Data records
-*-*-

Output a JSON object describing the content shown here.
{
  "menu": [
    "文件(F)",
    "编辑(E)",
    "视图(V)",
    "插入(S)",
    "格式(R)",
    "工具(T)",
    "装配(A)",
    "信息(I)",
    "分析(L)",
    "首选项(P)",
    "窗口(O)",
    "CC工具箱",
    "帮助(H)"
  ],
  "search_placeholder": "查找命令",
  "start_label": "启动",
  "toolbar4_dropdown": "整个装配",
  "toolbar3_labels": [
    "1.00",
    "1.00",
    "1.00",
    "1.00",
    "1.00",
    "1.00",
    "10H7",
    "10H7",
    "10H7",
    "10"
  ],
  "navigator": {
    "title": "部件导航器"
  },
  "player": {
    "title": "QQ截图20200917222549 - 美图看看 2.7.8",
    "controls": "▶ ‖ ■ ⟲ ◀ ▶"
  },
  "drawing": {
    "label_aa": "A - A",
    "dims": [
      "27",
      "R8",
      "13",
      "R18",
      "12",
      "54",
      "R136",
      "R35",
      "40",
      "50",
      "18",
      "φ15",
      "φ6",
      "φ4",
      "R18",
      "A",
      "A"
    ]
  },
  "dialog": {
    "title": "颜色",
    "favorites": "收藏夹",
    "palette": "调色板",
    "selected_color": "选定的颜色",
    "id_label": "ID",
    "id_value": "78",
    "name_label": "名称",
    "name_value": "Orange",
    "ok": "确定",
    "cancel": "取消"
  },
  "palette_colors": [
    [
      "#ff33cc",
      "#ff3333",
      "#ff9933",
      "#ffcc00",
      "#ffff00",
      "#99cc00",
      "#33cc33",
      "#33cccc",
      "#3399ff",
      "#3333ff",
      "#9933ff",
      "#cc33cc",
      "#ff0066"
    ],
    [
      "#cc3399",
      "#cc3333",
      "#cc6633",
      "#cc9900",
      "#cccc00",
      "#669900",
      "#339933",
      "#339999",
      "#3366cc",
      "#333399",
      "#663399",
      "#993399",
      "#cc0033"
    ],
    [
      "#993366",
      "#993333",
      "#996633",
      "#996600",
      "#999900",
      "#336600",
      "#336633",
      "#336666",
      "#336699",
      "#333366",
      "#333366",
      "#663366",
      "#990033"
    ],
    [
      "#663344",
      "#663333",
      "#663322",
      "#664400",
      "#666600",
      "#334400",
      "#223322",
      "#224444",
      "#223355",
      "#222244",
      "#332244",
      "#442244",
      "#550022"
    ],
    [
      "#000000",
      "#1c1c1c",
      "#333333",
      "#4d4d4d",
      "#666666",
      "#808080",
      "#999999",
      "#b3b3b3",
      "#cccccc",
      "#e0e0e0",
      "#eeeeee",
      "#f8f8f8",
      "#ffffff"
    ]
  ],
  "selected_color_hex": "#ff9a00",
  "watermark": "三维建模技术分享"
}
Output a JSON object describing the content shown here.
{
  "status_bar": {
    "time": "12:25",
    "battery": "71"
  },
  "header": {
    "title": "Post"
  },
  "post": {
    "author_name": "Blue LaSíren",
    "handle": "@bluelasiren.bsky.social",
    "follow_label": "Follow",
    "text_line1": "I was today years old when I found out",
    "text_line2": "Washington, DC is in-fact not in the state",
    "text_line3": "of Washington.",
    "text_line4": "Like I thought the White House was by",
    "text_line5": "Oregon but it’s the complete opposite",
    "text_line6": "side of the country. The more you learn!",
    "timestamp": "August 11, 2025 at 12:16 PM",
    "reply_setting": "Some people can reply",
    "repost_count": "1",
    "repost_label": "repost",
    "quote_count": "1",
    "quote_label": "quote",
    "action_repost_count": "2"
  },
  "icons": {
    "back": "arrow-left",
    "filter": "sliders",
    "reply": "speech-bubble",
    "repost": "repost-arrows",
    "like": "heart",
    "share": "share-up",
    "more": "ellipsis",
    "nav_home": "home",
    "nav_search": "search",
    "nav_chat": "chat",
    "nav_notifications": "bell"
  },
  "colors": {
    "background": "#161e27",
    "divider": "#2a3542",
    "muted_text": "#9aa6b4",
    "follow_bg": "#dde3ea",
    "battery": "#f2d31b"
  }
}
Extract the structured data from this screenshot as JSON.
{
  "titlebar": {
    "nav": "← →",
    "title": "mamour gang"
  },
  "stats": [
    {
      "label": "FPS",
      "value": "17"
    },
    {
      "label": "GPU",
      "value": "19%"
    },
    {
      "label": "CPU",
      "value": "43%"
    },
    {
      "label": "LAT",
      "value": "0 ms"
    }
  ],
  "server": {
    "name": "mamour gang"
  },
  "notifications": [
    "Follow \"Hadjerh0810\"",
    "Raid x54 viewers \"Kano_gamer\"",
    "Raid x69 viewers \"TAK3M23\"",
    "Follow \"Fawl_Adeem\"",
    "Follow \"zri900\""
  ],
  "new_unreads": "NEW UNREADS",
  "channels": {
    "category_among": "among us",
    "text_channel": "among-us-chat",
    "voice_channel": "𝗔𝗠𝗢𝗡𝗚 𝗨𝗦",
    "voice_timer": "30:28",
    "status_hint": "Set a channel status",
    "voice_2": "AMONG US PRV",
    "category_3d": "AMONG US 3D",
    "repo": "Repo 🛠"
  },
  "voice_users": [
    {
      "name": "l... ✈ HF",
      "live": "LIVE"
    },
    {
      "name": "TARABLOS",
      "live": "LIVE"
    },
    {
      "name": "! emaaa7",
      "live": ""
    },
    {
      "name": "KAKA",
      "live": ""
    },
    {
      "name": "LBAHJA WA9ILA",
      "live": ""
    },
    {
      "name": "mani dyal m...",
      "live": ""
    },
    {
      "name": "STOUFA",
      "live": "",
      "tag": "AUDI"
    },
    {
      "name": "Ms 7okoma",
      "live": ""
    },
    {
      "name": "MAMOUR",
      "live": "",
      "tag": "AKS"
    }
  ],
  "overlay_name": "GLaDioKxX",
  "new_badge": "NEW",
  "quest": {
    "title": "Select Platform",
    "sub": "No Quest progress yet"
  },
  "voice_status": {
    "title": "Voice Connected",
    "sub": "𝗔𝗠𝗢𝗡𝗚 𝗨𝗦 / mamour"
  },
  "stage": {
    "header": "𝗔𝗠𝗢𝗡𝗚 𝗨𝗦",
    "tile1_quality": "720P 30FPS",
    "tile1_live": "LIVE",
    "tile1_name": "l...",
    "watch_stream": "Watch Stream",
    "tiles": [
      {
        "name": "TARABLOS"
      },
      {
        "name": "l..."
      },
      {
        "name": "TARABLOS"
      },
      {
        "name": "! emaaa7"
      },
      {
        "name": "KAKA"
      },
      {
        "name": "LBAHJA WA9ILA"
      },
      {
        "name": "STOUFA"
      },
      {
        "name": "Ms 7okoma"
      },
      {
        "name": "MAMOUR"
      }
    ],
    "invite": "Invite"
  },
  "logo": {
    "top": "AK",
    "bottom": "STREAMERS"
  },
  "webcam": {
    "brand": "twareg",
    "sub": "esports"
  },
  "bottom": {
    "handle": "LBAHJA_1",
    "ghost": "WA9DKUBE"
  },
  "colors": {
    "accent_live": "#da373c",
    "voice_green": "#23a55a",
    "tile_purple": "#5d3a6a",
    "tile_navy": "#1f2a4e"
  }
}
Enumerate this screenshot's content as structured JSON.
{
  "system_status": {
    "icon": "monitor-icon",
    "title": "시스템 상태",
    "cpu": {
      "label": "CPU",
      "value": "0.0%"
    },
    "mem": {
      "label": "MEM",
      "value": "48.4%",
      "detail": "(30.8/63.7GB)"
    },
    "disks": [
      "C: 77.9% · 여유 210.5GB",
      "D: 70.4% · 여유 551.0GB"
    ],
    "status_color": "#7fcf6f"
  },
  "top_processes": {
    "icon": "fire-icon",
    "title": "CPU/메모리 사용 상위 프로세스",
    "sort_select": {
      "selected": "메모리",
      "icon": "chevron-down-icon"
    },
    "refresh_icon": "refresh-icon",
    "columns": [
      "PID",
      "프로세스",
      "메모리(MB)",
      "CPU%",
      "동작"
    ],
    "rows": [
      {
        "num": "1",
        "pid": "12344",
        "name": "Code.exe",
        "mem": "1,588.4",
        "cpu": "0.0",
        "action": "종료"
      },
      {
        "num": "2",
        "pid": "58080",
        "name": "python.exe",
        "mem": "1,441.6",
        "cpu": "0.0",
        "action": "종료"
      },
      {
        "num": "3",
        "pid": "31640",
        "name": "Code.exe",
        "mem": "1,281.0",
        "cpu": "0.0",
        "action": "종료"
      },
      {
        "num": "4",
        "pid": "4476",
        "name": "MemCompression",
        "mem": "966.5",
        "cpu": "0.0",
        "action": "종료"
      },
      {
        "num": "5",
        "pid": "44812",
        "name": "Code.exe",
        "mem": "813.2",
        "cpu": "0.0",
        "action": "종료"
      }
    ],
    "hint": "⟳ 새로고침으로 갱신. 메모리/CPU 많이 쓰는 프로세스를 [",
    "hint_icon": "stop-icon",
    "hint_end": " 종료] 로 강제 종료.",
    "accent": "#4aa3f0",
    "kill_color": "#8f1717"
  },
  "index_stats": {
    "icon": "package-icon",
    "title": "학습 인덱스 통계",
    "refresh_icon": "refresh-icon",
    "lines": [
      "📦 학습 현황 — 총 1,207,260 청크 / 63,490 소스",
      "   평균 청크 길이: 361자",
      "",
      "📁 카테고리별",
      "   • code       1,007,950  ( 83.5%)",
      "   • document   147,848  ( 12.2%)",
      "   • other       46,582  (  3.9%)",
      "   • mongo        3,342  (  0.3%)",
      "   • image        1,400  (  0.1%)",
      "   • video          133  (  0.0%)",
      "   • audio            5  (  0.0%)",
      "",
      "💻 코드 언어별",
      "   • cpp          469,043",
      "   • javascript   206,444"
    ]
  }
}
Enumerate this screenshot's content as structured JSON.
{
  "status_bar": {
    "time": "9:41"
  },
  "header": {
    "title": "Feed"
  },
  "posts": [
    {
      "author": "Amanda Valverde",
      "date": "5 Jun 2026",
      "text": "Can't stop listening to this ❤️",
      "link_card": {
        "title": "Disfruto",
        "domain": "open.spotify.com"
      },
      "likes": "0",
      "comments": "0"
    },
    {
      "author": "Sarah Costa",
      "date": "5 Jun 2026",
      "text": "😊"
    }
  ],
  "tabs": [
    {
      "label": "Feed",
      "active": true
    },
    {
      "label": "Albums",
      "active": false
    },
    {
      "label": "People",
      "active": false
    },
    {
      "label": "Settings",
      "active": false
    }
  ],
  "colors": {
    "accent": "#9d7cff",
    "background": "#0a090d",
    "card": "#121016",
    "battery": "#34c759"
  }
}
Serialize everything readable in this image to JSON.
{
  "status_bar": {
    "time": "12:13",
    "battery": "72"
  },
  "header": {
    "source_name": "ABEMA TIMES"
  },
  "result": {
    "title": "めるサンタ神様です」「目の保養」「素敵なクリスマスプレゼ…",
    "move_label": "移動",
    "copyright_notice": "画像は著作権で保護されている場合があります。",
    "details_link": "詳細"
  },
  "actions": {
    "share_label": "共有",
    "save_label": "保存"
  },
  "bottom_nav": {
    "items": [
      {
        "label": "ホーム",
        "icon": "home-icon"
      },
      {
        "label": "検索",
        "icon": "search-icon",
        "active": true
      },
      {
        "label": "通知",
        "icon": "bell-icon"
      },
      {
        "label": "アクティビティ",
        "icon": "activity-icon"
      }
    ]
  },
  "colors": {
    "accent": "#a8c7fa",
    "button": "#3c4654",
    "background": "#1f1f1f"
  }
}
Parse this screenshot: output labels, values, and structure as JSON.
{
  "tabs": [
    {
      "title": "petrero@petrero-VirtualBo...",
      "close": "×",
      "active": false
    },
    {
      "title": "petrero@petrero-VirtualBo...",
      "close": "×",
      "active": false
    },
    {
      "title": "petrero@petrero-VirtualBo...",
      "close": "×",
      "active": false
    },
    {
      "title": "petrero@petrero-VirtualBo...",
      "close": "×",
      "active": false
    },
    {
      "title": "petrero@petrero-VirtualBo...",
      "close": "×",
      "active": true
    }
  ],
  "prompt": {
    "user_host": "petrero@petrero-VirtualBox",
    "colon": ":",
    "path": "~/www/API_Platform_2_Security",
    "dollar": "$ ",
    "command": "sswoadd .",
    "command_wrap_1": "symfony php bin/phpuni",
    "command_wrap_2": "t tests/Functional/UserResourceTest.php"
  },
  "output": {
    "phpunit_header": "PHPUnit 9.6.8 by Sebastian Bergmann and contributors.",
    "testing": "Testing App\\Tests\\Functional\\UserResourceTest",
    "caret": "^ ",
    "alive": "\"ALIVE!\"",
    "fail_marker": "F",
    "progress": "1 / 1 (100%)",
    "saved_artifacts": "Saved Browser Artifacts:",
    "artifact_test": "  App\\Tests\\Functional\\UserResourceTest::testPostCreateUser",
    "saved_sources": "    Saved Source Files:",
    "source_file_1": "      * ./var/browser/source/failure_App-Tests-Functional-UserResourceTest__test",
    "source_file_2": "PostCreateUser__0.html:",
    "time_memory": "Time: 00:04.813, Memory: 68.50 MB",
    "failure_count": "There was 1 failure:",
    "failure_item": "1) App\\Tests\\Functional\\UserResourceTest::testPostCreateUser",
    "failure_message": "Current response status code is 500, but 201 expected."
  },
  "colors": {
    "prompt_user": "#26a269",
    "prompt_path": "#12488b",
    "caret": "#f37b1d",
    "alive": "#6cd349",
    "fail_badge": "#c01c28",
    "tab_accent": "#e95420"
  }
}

-*-*-

**Exercise directions:** Out of the material above, gather each line where "background" appears.

**The response:**
    "background": "#161e27",
    "background": "#0a090d",
    "background": "#1f1f1f"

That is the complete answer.